Freitag, 30. September 2016

236. Akt

Was heißt verflixt nochmal auf chinesisch: „Hören Sie bitte auf, an ihren Zehennägeln herumzupulen?“
Ach nee. Ich bin wirklich nicht zickig im Umgang mit meinen Mitmenschen, aber bisweilen trifft es einen schon etwas unangenehm. Und dann auch gerne an Orten, bei denen die Fluchtmöglichkeiten exorbitant eingeschränkt sind.
Bei meinem letzten Flug nach Italien war alles nur halb so schlimm. Ich saß wie fast immer am Fenster, und neben mir platzierten sich zwei junge Mädchen. Sie waren vielleicht achtzehn oder neunzehn Jahre alt, fröhlich und recht angenehm in der Ansicht. Hinter unserer Reihe saßen nochmal drei Mädchen dieser Art. Es hätten Lisa, Lotta, Lena, Laura und Waltraud vom Ponyhof sein können. Waren sie vielleicht auch. Ich weiß es nicht. Aber was ich weiß, dass – nennen wir sie mal Lisa - neben mir über den gewalttätigsten Pferdeschwanz in der Geschichte der Ponyhof-Mädchen verfügte. Wann immer sie sich zu den anderen nach hinten drehte, flog mir dann auch selbiger ins Gesicht. Nicht schlimm. Eigentlich. Aber nach dem zehnten Mal mit Haaren im Gesicht und einem entzückenden „Oh, sorry.“ ihrerseits, begann ich von Scheren zu fantasieren.
Hallo? Ich habe ja selber hin und wieder einen Pferdeschwanz! Meiner verhält sich aber nicht annähernd so aggressiv oder aufdringlich wie der von „Lisa“. Kaum kam eine Ansprache von hinten oder links. Zack! hatte ich den Wedel wieder im Gesicht. Als mir das Ding dann auch noch in den Kaffee flog, überlegte ich, ob ich den Damen nicht erklären sollte, wie hip Kurzhaarfrisuren für angehende Twens seien. Aber was soll´s? Ich lehnte mich so weit es ging nach rechts und bekam so immer nur noch ein paar Haarspitzen ins Ohr. Okay, das war auszuhalten. Künftig nur noch neben Pixie- oder Bob-Trägerinnen setzen, kam auf meine imaginäre „Ich fliege irgendwohin“-Liste.
Jetzt, auf dem Rückflug bin ich beruhigt. Neben mir sitzen zwei Chinesinnen älteren Kalibers. Klein, Brille und – ja! Kurze Haare.
Ich lehne meinen Kopf entspannt ans Fenster und döse ein. Als ich aus meinem Nickerchen erwache, fällt mir die Kinnlade herunter. Auf meiner linken Armstütze befindet sich ein nackter, linker, chinesischer Fuß.
Ich wende meinen Kopf ruckartig nach rechts. Dann wieder mit verblüfftem Blick nach links. Wahrscheinlich ist meine Verblüffung schlichtweg zu sehr europäischer Natur, denn die Besitzerin des Fußes schaut mich nur kurz und verständnislos an und setzt ihr Nagelpflege ungehemmt fort.

__Eingabedaten__.
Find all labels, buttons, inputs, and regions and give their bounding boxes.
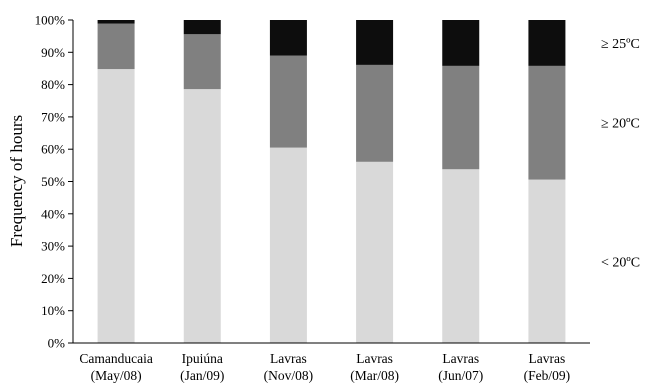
bar-segment (183, 34, 221, 90)
x-tick-label: (Jun/07) (438, 368, 483, 383)
x-tick-label: (Feb/09) (524, 368, 571, 383)
y-tick-label: 80% (41, 77, 65, 92)
bar-segment (356, 161, 394, 343)
x-tick-label: Camanducaia (79, 351, 152, 366)
y-axis-label: Frequency of hours (7, 115, 26, 247)
bar-segment (356, 20, 394, 65)
x-tick-label: Lavras (529, 351, 566, 366)
bars (97, 20, 566, 343)
x-tick-label: Ipuiúna (182, 351, 223, 366)
bar-segment (528, 179, 566, 343)
legend-label: ≥ 20ºC (601, 117, 640, 132)
x-tick-label: (Jan/09) (180, 368, 224, 383)
y-tick-label: 70% (41, 109, 65, 124)
y-tick-label: 40% (41, 206, 65, 221)
bar-segment (269, 147, 307, 343)
bar-segment (528, 65, 566, 180)
bar-segment (97, 20, 135, 24)
bar-segment (269, 55, 307, 148)
y-tick-label: 100% (35, 13, 66, 28)
bar-segment (356, 64, 394, 162)
y-axis: 0% 10% 20% 30% 40% 50% 60% 70% 80% 90% 100% (35, 13, 74, 351)
bar-segment (528, 20, 566, 66)
x-tick-label: Lavras (270, 351, 307, 366)
bar-segment (442, 169, 480, 343)
x-tick-label: (Mar/08) (350, 368, 399, 383)
legend-label: ≥ 25ºC (601, 37, 640, 52)
x-tick-label: Lavras (442, 351, 479, 366)
bar-segment (97, 23, 135, 70)
x-tick-label: (Nov/08) (264, 368, 314, 383)
y-tick-label: 90% (41, 45, 65, 60)
y-tick-label: 30% (41, 239, 65, 254)
x-tick-label: (May/08) (91, 368, 142, 383)
x-tick-label: Lavras (356, 351, 393, 366)
legend-label: < 20ºC (601, 255, 640, 270)
bar-segment (183, 20, 221, 35)
bar-segment (442, 65, 480, 170)
bar-segment (269, 20, 307, 56)
y-tick-label: 0% (48, 336, 66, 351)
y-tick-label: 50% (41, 174, 65, 189)
bar-segment (97, 69, 135, 343)
y-tick-label: 10% (41, 303, 65, 318)
bar-segment (442, 20, 480, 66)
x-axis: Camanducaia (May/08) Ipuiúna (Jan/09) Lavras… (73, 342, 590, 383)
legend: < 20ºC ≥ 20ºC ≥ 25ºC (601, 37, 640, 270)
y-tick-label: 60% (41, 142, 65, 157)
bar-segment (183, 89, 221, 343)
y-tick-label: 20% (41, 271, 65, 286)
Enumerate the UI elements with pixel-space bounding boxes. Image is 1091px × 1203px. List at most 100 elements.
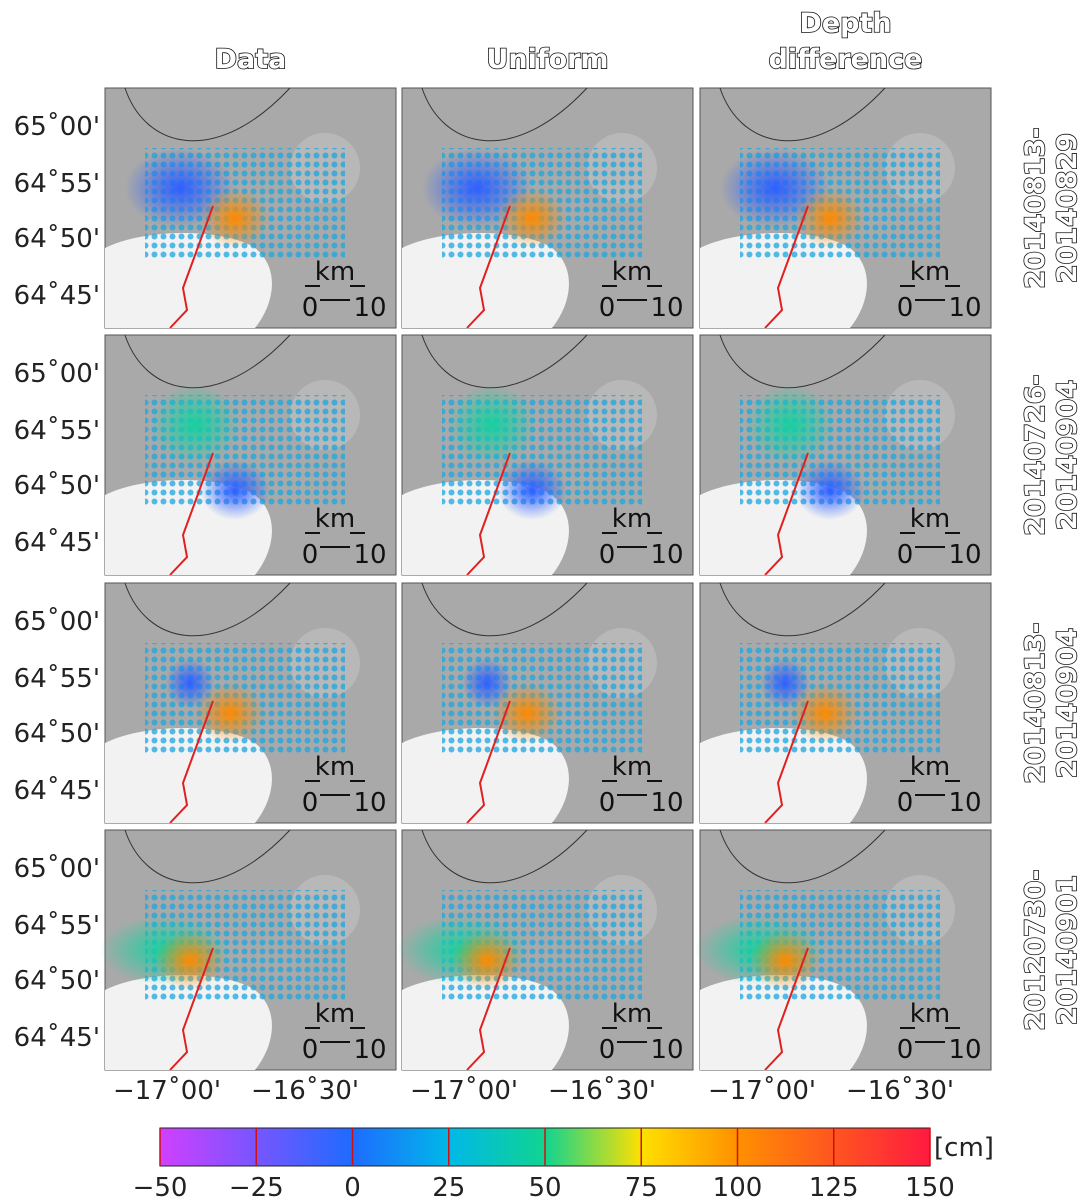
scale-bar [900, 1027, 960, 1043]
dike-trace [169, 947, 214, 1071]
map-panel: km 0 10 [699, 582, 992, 824]
deformation-blob [795, 460, 865, 520]
row-label: 20140726- 20140904 [1019, 373, 1084, 536]
map-panel: km 0 10 [104, 87, 397, 329]
scale-bar [305, 1027, 365, 1043]
deformation-blob [745, 385, 835, 465]
scale-label: 10 [650, 788, 683, 818]
row-label-line: 20120730- [1020, 869, 1051, 1031]
caldera-outline [421, 87, 588, 142]
colorbar-tick-label: −25 [229, 1173, 284, 1203]
map-panel: km 0 10 [401, 334, 694, 576]
colorbar-tick-label: 100 [713, 1173, 763, 1203]
scale-unit: km [315, 999, 355, 1029]
scale-label: 0 [897, 293, 914, 323]
caldera-outline [421, 582, 588, 637]
longitude-label: −17˚00' [113, 1076, 221, 1106]
caldera-outline [421, 829, 588, 884]
colorbar-unit: [cm] [934, 1133, 994, 1163]
scale-label: 10 [650, 540, 683, 570]
dike-trace [169, 452, 214, 576]
row-label-line: 20140904 [1052, 380, 1083, 530]
colorbar-tick-label: 125 [809, 1173, 859, 1203]
deformation-blob [200, 188, 270, 248]
scale-bar [900, 532, 960, 548]
scale-label: 0 [897, 1035, 914, 1065]
dike-trace [764, 452, 809, 576]
scale-bar [305, 532, 365, 548]
scale-bar [602, 1027, 662, 1043]
scale-unit: km [315, 752, 355, 782]
longitude-label: −16˚30' [251, 1076, 359, 1106]
latitude-label: 64˚55' [14, 169, 100, 199]
deformation-blob [492, 683, 562, 743]
scale-label: 0 [897, 540, 914, 570]
deformation-blob [150, 385, 240, 465]
latitude-label: 64˚45' [14, 528, 100, 558]
dike-trace [169, 700, 214, 824]
dike-trace [466, 947, 511, 1071]
scale-label: 10 [353, 788, 386, 818]
caldera-outline [124, 829, 291, 884]
scale-unit: km [910, 752, 950, 782]
map-panel: km 0 10 [401, 582, 694, 824]
map-panel: km 0 10 [104, 334, 397, 576]
scale-bar [602, 285, 662, 301]
colorbar-tick-label: −50 [133, 1173, 188, 1203]
scale-unit: km [315, 257, 355, 287]
latitude-label: 64˚50' [14, 224, 100, 254]
longitude-label: −17˚00' [708, 1076, 816, 1106]
row-label-line: 20140901 [1052, 875, 1083, 1025]
scale-label: 10 [353, 1035, 386, 1065]
scale-label: 0 [599, 788, 616, 818]
column-title: Data [215, 44, 287, 75]
deformation-blob [497, 188, 567, 248]
scale-unit: km [910, 999, 950, 1029]
scale-bar [900, 285, 960, 301]
scale-label: 10 [650, 1035, 683, 1065]
row-label-line: 20140813- [1020, 127, 1051, 289]
deformation-blob [452, 930, 522, 990]
dike-trace [466, 205, 511, 329]
scale-bar [900, 780, 960, 796]
dike-trace [764, 205, 809, 329]
scale-bar [602, 780, 662, 796]
scale-label: 0 [599, 293, 616, 323]
scale-unit: km [910, 504, 950, 534]
scale-unit: km [612, 752, 652, 782]
caldera-outline [719, 87, 886, 142]
column-title: Uniform [486, 44, 608, 75]
latitude-label: 64˚45' [14, 1023, 100, 1053]
row-label-line: 20140726- [1020, 374, 1051, 536]
latitude-label: 64˚55' [14, 416, 100, 446]
deformation-blob [795, 188, 865, 248]
caldera-outline [719, 582, 886, 637]
dike-trace [764, 700, 809, 824]
colorbar-tick-label: 0 [344, 1173, 361, 1203]
latitude-label: 64˚50' [14, 471, 100, 501]
map-panel: km 0 10 [699, 334, 992, 576]
caldera-outline [124, 87, 291, 142]
scale-bar [305, 780, 365, 796]
deformation-blob [155, 930, 225, 990]
colorbar-tick-label: 25 [432, 1173, 465, 1203]
scale-label: 0 [897, 788, 914, 818]
column-title: difference [769, 44, 923, 75]
scale-label: 10 [353, 293, 386, 323]
deformation-blob [200, 460, 270, 520]
scale-bar [602, 532, 662, 548]
latitude-label: 64˚50' [14, 719, 100, 749]
row-label-line: 20140829 [1052, 133, 1083, 283]
row-label: 20140813- 20140829 [1019, 126, 1084, 289]
scale-label: 0 [302, 1035, 319, 1065]
latitude-label: 65˚00' [14, 112, 100, 142]
deformation-blob [195, 683, 265, 743]
scale-label: 0 [302, 788, 319, 818]
map-panel: km 0 10 [401, 87, 694, 329]
dike-trace [466, 700, 511, 824]
deformation-blob [750, 930, 820, 990]
row-label-line: 20140904 [1052, 628, 1083, 778]
row-label: 20140813- 20140904 [1019, 621, 1084, 784]
latitude-label: 65˚00' [14, 359, 100, 389]
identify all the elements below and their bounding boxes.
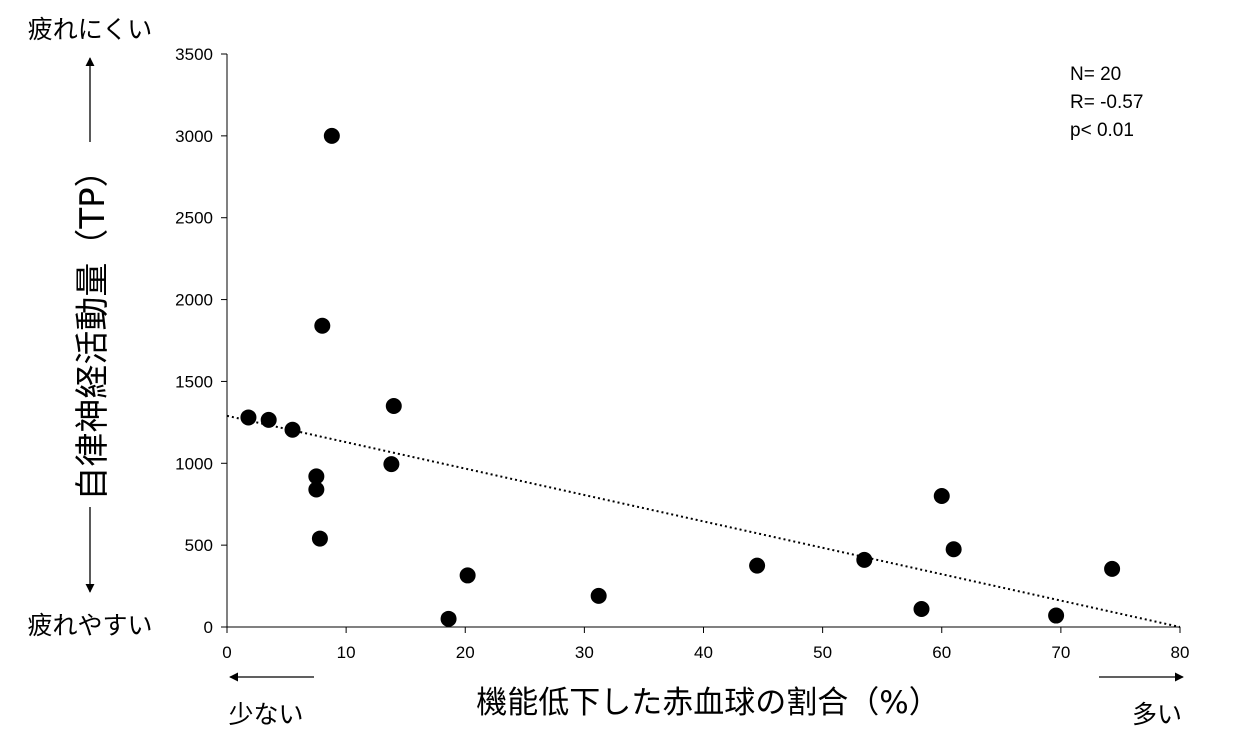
data-point [284, 421, 301, 438]
data-point [1104, 560, 1121, 577]
data-point [945, 541, 962, 558]
annotation-top-left: 疲れにくい [28, 15, 153, 44]
y-axis-label: 自律神経活動量（TP） [73, 153, 113, 500]
data-point [314, 317, 331, 334]
y-tick-label: 1000 [175, 454, 213, 473]
data-point [933, 488, 950, 505]
x-tick-label: 80 [1171, 643, 1190, 662]
x-tick-label: 50 [813, 643, 832, 662]
stat-p: p< 0.01 [1070, 120, 1134, 141]
data-point [749, 557, 766, 574]
data-point [311, 530, 328, 547]
x-ticks: 0 10 20 30 40 50 60 70 80 [222, 627, 1189, 662]
y-tick-label: 1500 [175, 372, 213, 391]
data-point [240, 409, 257, 426]
annotation-x-high: 多い [1132, 700, 1182, 729]
y-tick-label: 3000 [175, 127, 213, 146]
x-tick-label: 70 [1051, 643, 1070, 662]
data-point [385, 397, 402, 414]
data-point [913, 600, 930, 617]
y-ticks: 0 500 1000 1500 2000 2500 3000 3500 [175, 45, 227, 637]
data-points [240, 127, 1121, 627]
annotation-x-low: 少ない [228, 700, 303, 729]
stat-n: N= 20 [1070, 64, 1121, 85]
x-tick-label: 0 [222, 643, 231, 662]
x-axis-label: 機能低下した赤血球の割合（%） [476, 685, 939, 721]
trendline [226, 414, 1181, 628]
x-tick-label: 60 [932, 643, 951, 662]
data-point [323, 127, 340, 144]
annotation-bottom-left: 疲れやすい [27, 611, 152, 640]
data-point [590, 587, 607, 604]
data-point [856, 551, 873, 568]
data-point [308, 468, 325, 485]
data-point [1048, 607, 1065, 624]
data-point [440, 610, 457, 627]
trendline-layer [226, 414, 1181, 628]
y-tick-label: 0 [204, 618, 213, 637]
data-point [459, 567, 476, 584]
y-tick-label: 2000 [175, 291, 213, 310]
x-tick-label: 10 [337, 643, 356, 662]
y-tick-label: 3500 [175, 45, 213, 64]
x-tick-label: 40 [694, 643, 713, 662]
x-tick-label: 30 [575, 643, 594, 662]
stat-r: R= -0.57 [1070, 92, 1143, 113]
y-tick-label: 2500 [175, 209, 213, 228]
y-tick-label: 500 [185, 536, 213, 555]
data-point [383, 456, 400, 473]
data-point [260, 411, 277, 428]
x-tick-label: 20 [456, 643, 475, 662]
data-point [308, 481, 325, 498]
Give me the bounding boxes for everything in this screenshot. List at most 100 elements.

__Gestellte Aufgabe A__.
Geben Sie den Abschnitt des Blogeintrags über die Flugreisen zwischen „Jetzt, auf dem“ und „linker, chinesischer Fuß.“ einschließlich wortgetreu wieder.
__Gestellte Aufgabe B__.
Übertragen Sie aus den Zeilen nach dem Blogeintrag genau den Bereich zwischen der Zeile mit „data-point [284, 421, 301, 438]“ und der Zeile mit „data-point [590, 587, 607, 604]“, beide eingeschlossen.

__Vollständige Lösung A__.
Jetzt, auf dem Rückflug bin ich beruhigt. Neben mir sitzen zwei Chinesinnen älteren Kalibers. Klein, Brille und – ja! Kurze Haare.
Ich lehne meinen Kopf entspannt ans Fenster und döse ein. Als ich aus meinem Nickerchen erwache, fällt mir die Kinnlade herunter. Auf meiner linken Armstütze befindet sich ein nackter, linker, chinesischer Fuß.

__Vollständige Lösung B__.
data-point [284, 421, 301, 438]
data-point [1104, 560, 1121, 577]
data-point [945, 541, 962, 558]
annotation-top-left: 疲れにくい [28, 15, 153, 44]
y-axis-label: 自律神経活動量（TP） [73, 153, 113, 500]
data-point [314, 317, 331, 334]
y-tick-label: 1000 [175, 454, 213, 473]
data-point [933, 488, 950, 505]
x-tick-label: 80 [1171, 643, 1190, 662]
x-tick-label: 50 [813, 643, 832, 662]
stat-p: p< 0.01 [1070, 120, 1134, 141]
data-point [749, 557, 766, 574]
data-point [311, 530, 328, 547]
x-ticks: 0 10 20 30 40 50 60 70 80 [222, 627, 1189, 662]
y-tick-label: 1500 [175, 372, 213, 391]
data-point [240, 409, 257, 426]
annotation-x-high: 多い [1132, 700, 1182, 729]
y-tick-label: 3000 [175, 127, 213, 146]
x-tick-label: 70 [1051, 643, 1070, 662]
data-point [385, 397, 402, 414]
data-point [913, 600, 930, 617]
y-ticks: 0 500 1000 1500 2000 2500 3000 3500 [175, 45, 227, 637]
data-points [240, 127, 1121, 627]
annotation-x-low: 少ない [228, 700, 303, 729]
stat-n: N= 20 [1070, 64, 1121, 85]
x-tick-label: 0 [222, 643, 231, 662]
x-axis-label: 機能低下した赤血球の割合（%） [476, 685, 939, 721]
trendline [226, 414, 1181, 628]
x-tick-label: 60 [932, 643, 951, 662]
data-point [323, 127, 340, 144]
annotation-bottom-left: 疲れやすい [27, 611, 152, 640]
data-point [590, 587, 607, 604]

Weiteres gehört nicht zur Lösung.